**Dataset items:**
## Begin
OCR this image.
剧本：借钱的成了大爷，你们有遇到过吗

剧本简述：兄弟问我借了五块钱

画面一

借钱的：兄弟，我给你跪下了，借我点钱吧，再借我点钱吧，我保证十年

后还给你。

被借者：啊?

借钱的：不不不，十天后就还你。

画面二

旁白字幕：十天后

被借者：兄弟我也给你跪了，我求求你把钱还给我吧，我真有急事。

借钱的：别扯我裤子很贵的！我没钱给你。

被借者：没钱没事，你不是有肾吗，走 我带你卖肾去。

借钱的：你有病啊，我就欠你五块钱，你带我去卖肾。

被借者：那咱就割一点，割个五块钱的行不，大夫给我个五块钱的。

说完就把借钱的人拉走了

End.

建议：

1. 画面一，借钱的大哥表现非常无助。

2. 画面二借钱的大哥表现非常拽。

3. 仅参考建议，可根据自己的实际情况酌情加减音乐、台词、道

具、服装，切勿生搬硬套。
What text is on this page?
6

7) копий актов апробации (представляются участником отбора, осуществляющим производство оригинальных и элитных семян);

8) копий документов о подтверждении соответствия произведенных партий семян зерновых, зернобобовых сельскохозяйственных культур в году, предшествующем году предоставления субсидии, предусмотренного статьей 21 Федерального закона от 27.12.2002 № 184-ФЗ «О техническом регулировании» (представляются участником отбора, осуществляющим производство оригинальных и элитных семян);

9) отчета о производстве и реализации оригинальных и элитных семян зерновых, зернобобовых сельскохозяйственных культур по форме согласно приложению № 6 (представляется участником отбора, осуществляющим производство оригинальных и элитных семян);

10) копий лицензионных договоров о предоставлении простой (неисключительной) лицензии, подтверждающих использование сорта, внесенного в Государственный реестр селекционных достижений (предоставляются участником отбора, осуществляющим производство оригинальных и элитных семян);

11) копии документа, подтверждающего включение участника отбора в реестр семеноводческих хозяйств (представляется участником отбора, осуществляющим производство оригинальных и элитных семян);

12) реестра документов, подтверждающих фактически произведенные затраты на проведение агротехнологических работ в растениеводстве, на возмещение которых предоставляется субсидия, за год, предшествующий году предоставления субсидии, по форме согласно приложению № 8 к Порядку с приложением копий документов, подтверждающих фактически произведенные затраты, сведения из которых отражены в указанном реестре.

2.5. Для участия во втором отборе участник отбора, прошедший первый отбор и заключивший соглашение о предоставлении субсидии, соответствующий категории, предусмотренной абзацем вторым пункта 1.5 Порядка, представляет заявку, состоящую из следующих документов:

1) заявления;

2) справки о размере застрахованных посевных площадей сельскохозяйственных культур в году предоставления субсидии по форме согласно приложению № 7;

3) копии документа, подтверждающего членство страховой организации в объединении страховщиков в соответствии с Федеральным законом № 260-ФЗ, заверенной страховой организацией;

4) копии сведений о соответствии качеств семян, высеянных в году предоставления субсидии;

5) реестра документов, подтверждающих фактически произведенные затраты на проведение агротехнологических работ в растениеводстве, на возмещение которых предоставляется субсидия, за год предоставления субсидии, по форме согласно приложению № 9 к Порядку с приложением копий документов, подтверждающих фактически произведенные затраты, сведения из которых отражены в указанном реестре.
## End
**THE EXERCISE:** The data above must be returned in full, exactly as written.

**FINAL ANSWER:**
OCR this image.
剧本：借钱的成了大爷，你们有遇到过吗

剧本简述：兄弟问我借了五块钱

画面一

借钱的：兄弟，我给你跪下了，借我点钱吧，再借我点钱吧，我保证十年

后还给你。

被借者：啊?

借钱的：不不不，十天后就还你。

画面二

旁白字幕：十天后

被借者：兄弟我也给你跪了，我求求你把钱还给我吧，我真有急事。

借钱的：别扯我裤子很贵的！我没钱给你。

被借者：没钱没事，你不是有肾吗，走 我带你卖肾去。

借钱的：你有病啊，我就欠你五块钱，你带我去卖肾。

被借者：那咱就割一点，割个五块钱的行不，大夫给我个五块钱的。

说完就把借钱的人拉走了

End.

建议：

1. 画面一，借钱的大哥表现非常无助。

2. 画面二借钱的大哥表现非常拽。

3. 仅参考建议，可根据自己的实际情况酌情加减音乐、台词、道

具、服装，切勿生搬硬套。
What text is on this page?
6

7) копий актов апробации (представляются участником отбора, осуществляющим производство оригинальных и элитных семян);

8) копий документов о подтверждении соответствия произведенных партий семян зерновых, зернобобовых сельскохозяйственных культур в году, предшествующем году предоставления субсидии, предусмотренного статьей 21 Федерального закона от 27.12.2002 № 184-ФЗ «О техническом регулировании» (представляются участником отбора, осуществляющим производство оригинальных и элитных семян);

9) отчета о производстве и реализации оригинальных и элитных семян зерновых, зернобобовых сельскохозяйственных культур по форме согласно приложению № 6 (представляется участником отбора, осуществляющим производство оригинальных и элитных семян);

10) копий лицензионных договоров о предоставлении простой (неисключительной) лицензии, подтверждающих использование сорта, внесенного в Государственный реестр селекционных достижений (предоставляются участником отбора, осуществляющим производство оригинальных и элитных семян);

11) копии документа, подтверждающего включение участника отбора в реестр семеноводческих хозяйств (представляется участником отбора, осуществляющим производство оригинальных и элитных семян);

12) реестра документов, подтверждающих фактически произведенные затраты на проведение агротехнологических работ в растениеводстве, на возмещение которых предоставляется субсидия, за год, предшествующий году предоставления субсидии, по форме согласно приложению № 8 к Порядку с приложением копий документов, подтверждающих фактически произведенные затраты, сведения из которых отражены в указанном реестре.

2.5. Для участия во втором отборе участник отбора, прошедший первый отбор и заключивший соглашение о предоставлении субсидии, соответствующий категории, предусмотренной абзацем вторым пункта 1.5 Порядка, представляет заявку, состоящую из следующих документов:

1) заявления;

2) справки о размере застрахованных посевных площадей сельскохозяйственных культур в году предоставления субсидии по форме согласно приложению № 7;

3) копии документа, подтверждающего членство страховой организации в объединении страховщиков в соответствии с Федеральным законом № 260-ФЗ, заверенной страховой организацией;

4) копии сведений о соответствии качеств семян, высеянных в году предоставления субсидии;

5) реестра документов, подтверждающих фактически произведенные затраты на проведение агротехнологических работ в растениеводстве, на возмещение которых предоставляется субсидия, за год предоставления субсидии, по форме согласно приложению № 9 к Порядку с приложением копий документов, подтверждающих фактически произведенные затраты, сведения из которых отражены в указанном реестре.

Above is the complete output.